* _Task requirements_
Among the records below, find each line that includes the string "more" and copy it.

——

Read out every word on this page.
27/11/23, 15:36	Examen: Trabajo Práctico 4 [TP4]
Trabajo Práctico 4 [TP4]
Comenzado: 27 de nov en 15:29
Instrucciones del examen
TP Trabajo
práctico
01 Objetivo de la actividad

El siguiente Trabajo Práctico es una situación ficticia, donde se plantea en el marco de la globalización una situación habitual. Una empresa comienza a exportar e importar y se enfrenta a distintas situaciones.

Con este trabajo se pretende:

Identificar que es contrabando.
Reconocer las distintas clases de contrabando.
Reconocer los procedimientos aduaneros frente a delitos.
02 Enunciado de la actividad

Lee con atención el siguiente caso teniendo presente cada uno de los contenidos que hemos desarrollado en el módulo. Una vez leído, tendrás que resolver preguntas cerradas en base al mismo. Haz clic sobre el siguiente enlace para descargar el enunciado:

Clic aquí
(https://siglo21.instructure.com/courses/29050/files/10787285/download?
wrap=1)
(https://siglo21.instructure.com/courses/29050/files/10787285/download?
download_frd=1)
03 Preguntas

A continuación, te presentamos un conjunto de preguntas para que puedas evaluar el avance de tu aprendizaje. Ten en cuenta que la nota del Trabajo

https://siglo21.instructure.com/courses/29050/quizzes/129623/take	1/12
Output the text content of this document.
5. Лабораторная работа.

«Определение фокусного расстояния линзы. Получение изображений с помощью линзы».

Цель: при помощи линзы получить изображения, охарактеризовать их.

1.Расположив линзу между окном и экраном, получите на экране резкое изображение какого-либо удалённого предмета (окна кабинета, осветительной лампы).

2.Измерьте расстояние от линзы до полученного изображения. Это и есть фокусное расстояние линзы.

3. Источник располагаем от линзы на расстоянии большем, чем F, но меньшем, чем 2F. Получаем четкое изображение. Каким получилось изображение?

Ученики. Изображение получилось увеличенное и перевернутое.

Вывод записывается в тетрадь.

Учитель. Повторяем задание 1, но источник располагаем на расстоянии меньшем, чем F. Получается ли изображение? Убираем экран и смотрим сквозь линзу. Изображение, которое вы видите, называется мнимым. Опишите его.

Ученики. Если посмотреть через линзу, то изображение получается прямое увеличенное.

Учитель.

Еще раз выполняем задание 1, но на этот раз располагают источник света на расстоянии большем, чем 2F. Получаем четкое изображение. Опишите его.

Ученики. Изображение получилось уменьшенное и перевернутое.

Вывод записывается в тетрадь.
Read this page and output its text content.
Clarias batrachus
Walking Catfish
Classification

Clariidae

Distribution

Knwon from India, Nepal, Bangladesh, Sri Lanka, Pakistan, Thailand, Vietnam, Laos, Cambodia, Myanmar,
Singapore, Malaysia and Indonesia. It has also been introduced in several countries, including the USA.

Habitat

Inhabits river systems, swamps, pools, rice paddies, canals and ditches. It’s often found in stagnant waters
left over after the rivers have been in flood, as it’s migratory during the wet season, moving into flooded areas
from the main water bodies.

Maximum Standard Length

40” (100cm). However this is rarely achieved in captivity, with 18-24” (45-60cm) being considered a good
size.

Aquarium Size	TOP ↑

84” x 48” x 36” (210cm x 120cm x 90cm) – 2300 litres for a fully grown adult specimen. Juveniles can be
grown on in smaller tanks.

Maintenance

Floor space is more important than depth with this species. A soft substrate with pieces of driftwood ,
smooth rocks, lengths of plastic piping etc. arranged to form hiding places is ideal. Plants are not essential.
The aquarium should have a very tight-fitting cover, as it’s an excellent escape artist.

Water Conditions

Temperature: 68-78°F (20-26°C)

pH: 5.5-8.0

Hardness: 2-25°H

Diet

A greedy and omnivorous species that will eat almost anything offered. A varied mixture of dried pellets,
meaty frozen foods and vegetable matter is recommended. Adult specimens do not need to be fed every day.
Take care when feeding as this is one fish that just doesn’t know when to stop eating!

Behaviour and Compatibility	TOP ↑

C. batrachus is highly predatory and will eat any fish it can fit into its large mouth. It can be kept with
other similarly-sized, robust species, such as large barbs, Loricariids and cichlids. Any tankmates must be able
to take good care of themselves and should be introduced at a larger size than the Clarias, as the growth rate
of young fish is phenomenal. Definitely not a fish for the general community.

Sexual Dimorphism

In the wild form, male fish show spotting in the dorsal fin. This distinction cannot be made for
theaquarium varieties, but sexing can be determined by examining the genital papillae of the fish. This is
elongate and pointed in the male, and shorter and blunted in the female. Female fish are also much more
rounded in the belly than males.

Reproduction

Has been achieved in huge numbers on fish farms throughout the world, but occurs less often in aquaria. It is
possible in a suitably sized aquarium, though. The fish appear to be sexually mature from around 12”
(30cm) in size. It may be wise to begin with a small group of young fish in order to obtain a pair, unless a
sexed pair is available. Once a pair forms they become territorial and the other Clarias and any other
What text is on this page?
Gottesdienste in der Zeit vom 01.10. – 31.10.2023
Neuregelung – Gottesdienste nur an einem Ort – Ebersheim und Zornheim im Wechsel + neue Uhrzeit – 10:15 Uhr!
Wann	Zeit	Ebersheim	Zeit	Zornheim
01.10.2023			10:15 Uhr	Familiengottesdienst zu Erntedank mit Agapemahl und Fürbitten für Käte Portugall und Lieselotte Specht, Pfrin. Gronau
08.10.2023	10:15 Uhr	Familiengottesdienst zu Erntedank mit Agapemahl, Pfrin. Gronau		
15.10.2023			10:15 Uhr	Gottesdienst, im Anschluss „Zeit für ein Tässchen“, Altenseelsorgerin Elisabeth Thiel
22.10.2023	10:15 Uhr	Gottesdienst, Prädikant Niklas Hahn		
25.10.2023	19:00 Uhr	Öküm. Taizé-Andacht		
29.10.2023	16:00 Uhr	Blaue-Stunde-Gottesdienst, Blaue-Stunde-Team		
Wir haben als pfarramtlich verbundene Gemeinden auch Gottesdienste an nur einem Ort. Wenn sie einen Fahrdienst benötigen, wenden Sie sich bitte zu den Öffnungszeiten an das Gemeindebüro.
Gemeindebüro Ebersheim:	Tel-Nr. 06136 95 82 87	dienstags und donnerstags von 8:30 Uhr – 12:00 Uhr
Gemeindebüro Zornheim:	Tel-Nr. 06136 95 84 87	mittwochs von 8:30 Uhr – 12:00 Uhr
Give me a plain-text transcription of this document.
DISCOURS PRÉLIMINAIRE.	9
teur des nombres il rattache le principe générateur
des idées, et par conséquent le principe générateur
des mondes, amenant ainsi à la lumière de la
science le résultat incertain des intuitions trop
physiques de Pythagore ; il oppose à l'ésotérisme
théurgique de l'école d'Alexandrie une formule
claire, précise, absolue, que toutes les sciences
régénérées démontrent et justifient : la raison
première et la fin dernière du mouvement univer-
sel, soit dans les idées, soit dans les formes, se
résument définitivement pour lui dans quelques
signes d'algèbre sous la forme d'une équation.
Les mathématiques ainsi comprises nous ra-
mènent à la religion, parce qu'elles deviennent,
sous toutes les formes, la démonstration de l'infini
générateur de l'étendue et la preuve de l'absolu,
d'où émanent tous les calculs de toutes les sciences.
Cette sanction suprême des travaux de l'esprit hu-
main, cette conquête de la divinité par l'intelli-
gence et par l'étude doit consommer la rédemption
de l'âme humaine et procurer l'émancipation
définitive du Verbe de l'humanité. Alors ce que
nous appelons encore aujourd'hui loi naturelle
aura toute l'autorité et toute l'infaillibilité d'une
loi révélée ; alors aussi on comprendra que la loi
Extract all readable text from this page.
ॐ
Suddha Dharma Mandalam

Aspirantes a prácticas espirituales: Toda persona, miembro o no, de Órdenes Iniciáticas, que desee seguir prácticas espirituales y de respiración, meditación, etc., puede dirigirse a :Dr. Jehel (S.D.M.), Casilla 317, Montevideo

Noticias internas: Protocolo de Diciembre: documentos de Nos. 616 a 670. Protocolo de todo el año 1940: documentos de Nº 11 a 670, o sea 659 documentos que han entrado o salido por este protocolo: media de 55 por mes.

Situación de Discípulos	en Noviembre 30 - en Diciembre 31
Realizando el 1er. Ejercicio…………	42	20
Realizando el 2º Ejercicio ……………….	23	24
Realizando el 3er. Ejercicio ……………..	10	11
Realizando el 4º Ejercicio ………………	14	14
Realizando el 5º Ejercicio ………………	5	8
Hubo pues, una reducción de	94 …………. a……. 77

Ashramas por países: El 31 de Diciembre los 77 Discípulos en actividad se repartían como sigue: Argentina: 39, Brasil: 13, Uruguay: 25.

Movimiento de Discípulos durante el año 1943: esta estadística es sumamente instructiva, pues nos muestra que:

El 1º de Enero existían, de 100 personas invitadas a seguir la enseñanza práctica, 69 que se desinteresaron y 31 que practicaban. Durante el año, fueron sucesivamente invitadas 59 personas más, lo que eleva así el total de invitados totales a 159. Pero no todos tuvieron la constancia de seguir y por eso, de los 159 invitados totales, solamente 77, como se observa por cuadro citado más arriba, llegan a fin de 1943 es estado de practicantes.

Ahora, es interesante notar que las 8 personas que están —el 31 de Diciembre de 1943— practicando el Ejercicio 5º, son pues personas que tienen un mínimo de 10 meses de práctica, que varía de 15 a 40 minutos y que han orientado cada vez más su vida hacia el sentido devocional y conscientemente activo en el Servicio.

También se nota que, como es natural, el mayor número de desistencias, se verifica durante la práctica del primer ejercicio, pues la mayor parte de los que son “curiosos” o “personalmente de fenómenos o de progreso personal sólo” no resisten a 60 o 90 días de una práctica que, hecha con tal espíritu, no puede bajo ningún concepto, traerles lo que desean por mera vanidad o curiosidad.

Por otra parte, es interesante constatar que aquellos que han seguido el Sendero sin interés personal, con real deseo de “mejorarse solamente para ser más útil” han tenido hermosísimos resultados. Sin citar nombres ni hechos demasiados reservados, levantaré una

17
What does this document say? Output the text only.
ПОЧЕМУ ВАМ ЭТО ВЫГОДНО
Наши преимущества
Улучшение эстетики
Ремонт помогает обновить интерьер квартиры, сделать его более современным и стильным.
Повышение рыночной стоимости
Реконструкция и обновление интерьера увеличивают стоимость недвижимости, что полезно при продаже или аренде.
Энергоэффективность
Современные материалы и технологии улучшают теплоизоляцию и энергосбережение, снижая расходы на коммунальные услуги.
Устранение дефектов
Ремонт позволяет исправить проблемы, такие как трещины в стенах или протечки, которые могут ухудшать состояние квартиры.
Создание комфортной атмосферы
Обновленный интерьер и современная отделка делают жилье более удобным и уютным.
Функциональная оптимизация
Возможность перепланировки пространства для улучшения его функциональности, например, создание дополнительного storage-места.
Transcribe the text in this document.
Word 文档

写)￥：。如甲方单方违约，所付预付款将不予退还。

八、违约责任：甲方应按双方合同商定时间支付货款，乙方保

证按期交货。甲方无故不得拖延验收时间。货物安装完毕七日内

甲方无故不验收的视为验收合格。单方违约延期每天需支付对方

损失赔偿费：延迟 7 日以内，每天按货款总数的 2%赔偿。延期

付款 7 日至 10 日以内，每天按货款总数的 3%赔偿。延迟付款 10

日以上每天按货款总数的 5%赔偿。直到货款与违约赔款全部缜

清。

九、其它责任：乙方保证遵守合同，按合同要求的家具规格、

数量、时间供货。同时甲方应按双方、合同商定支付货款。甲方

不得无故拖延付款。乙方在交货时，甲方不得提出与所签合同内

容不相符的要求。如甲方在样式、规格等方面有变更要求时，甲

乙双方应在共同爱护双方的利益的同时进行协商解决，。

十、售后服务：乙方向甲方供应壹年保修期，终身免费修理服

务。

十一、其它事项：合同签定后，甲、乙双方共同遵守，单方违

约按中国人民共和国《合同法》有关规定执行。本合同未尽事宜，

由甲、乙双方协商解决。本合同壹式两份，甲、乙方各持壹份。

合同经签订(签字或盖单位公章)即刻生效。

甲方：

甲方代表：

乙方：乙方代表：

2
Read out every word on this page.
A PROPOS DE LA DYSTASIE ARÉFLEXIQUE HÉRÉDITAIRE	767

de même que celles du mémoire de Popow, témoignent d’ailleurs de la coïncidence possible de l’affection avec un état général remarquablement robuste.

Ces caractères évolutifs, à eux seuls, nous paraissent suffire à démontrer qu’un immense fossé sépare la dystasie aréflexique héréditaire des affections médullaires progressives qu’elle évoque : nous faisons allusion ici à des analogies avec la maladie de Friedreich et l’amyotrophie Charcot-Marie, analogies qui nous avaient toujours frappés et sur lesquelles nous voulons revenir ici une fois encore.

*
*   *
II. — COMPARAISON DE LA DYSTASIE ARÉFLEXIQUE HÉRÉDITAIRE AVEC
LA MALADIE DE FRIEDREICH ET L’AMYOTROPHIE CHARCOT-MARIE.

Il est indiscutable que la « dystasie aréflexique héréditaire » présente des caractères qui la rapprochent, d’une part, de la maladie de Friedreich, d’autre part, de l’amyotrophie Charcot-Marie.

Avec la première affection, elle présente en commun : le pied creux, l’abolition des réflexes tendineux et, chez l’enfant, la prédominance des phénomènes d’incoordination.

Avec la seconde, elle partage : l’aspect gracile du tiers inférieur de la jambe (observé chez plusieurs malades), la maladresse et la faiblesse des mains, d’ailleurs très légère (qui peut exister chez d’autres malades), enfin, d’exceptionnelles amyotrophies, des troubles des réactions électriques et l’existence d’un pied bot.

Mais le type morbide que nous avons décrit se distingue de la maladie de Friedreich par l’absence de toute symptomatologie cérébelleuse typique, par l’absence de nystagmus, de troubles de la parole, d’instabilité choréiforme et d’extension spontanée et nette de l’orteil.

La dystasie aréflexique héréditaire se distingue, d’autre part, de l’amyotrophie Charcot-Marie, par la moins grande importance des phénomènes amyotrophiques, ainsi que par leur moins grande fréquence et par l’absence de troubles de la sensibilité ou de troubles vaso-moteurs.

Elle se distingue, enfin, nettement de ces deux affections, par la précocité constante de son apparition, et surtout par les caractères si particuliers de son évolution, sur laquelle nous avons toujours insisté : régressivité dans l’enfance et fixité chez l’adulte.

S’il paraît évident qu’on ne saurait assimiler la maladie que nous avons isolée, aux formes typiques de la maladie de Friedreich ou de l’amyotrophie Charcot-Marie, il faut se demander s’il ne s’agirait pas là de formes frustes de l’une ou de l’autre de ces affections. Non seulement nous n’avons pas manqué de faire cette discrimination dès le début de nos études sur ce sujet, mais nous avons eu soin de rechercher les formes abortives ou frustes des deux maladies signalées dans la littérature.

——

* _Result_
Floor space is more important than depth with this species. A soft substrate with pieces of driftwood ,
elongate and pointed in the male, and shorter and blunted in the female. Female fish are also much more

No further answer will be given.